Write out the material again exactly, please, and omit the pictures.

==========

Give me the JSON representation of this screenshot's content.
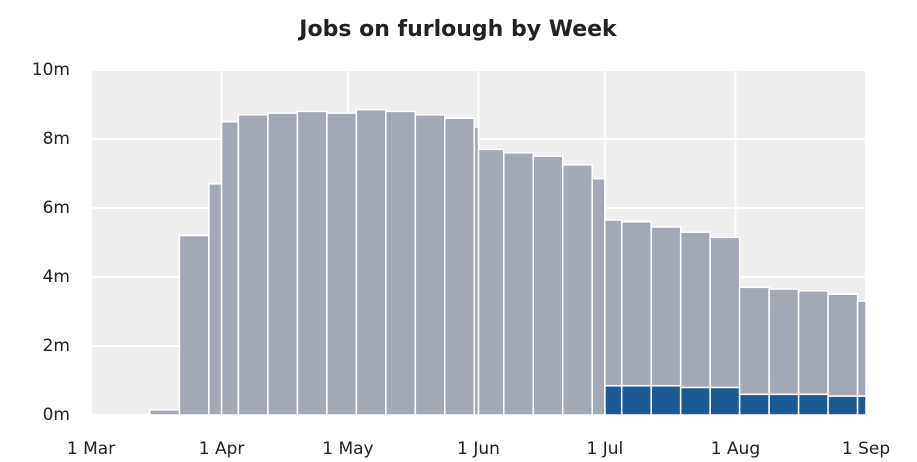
{
  "chart_data": {
    "type": "histogram",
    "title": "Jobs on furlough by Week",
    "bins": [
      0,
      7,
      14,
      21,
      28,
      31,
      35,
      42,
      49,
      56,
      63,
      70,
      77,
      84,
      91,
      92,
      98,
      105,
      112,
      119,
      122,
      126,
      133,
      140,
      147,
      154,
      161,
      168,
      175,
      182,
      184
    ],
    "series": [
      {
        "color": "#1b5a92",
        "values": [
          0,
          0,
          0,
          0,
          0,
          0,
          0,
          0,
          0,
          0,
          0,
          0,
          0,
          0,
          0,
          0,
          0,
          0,
          0,
          0,
          0.85,
          0.85,
          0.85,
          0.8,
          0.8,
          0.6,
          0.6,
          0.6,
          0.55,
          0.55
        ]
      },
      {
        "color": "#a3a8b5",
        "values": [
          0.01,
          0.01,
          0.15,
          5.2,
          6.7,
          8.5,
          8.7,
          8.75,
          8.8,
          8.75,
          8.85,
          8.8,
          8.7,
          8.6,
          8.35,
          7.7,
          7.6,
          7.5,
          7.25,
          6.85,
          4.8,
          4.75,
          4.6,
          4.5,
          4.35,
          3.1,
          3.05,
          3.0,
          2.95,
          2.75
        ]
      }
    ],
    "xlim": [
      0,
      184
    ],
    "xticks": [
      {
        "value": 0,
        "label": "1 Mar"
      },
      {
        "value": 31,
        "label": "1 Apr"
      },
      {
        "value": 61,
        "label": "1 May"
      },
      {
        "value": 92,
        "label": "1 Jun"
      },
      {
        "value": 122,
        "label": "1 Jul"
      },
      {
        "value": 153,
        "label": "1 Aug"
      },
      {
        "value": 184,
        "label": "1 Sep"
      }
    ],
    "ylim": [
      0,
      10
    ],
    "yticks": [
      {
        "value": 0,
        "label": "0m"
      },
      {
        "value": 2,
        "label": "2m"
      },
      {
        "value": 4,
        "label": "4m"
      },
      {
        "value": 6,
        "label": "6m"
      },
      {
        "value": 8,
        "label": "8m"
      },
      {
        "value": 10,
        "label": "10m"
      }
    ],
    "grid": true
  }
}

==========

» Exercise answer
Give me the JSON representation of this screenshot's content.
{
  "chart_data": {
    "type": "histogram",
    "title": "Jobs on furlough by Week",
    "bins": [
      0,
      7,
      14,
      21,
      28,
      31,
      35,
      42,
      49,
      56,
      63,
      70,
      77,
      84,
      91,
      92,
      98,
      105,
      112,
      119,
      122,
      126,
      133,
      140,
      147,
      154,
      161,
      168,
      175,
      182,
      184
    ],
    "series": [
      {
        "color": "#1b5a92",
        "values": [
          0,
          0,
          0,
          0,
          0,
          0,
          0,
          0,
          0,
          0,
          0,
          0,
          0,
          0,
          0,
          0,
          0,
          0,
          0,
          0,
          0.85,
          0.85,
          0.85,
          0.8,
          0.8,
          0.6,
          0.6,
          0.6,
          0.55,
          0.55
        ]
      },
      {
        "color": "#a3a8b5",
        "values": [
          0.01,
          0.01,
          0.15,
          5.2,
          6.7,
          8.5,
          8.7,
          8.75,
          8.8,
          8.75,
          8.85,
          8.8,
          8.7,
          8.6,
          8.35,
          7.7,
          7.6,
          7.5,
          7.25,
          6.85,
          4.8,
          4.75,
          4.6,
          4.5,
          4.35,
          3.1,
          3.05,
          3.0,
          2.95,
          2.75
        ]
      }
    ],
    "xlim": [
      0,
      184
    ],
    "xticks": [
      {
        "value": 0,
        "label": "1 Mar"
      },
      {
        "value": 31,
        "label": "1 Apr"
      },
      {
        "value": 61,
        "label": "1 May"
      },
      {
        "value": 92,
        "label": "1 Jun"
      },
      {
        "value": 122,
        "label": "1 Jul"
      },
      {
        "value": 153,
        "label": "1 Aug"
      },
      {
        "value": 184,
        "label": "1 Sep"
      }
    ],
    "ylim": [
      0,
      10
    ],
    "yticks": [
      {
        "value": 0,
        "label": "0m"
      },
      {
        "value": 2,
        "label": "2m"
      },
      {
        "value": 4,
        "label": "4m"
      },
      {
        "value": 6,
        "label": "6m"
      },
      {
        "value": 8,
        "label": "8m"
      },
      {
        "value": 10,
        "label": "10m"
      }
    ],
    "grid": true
  }
}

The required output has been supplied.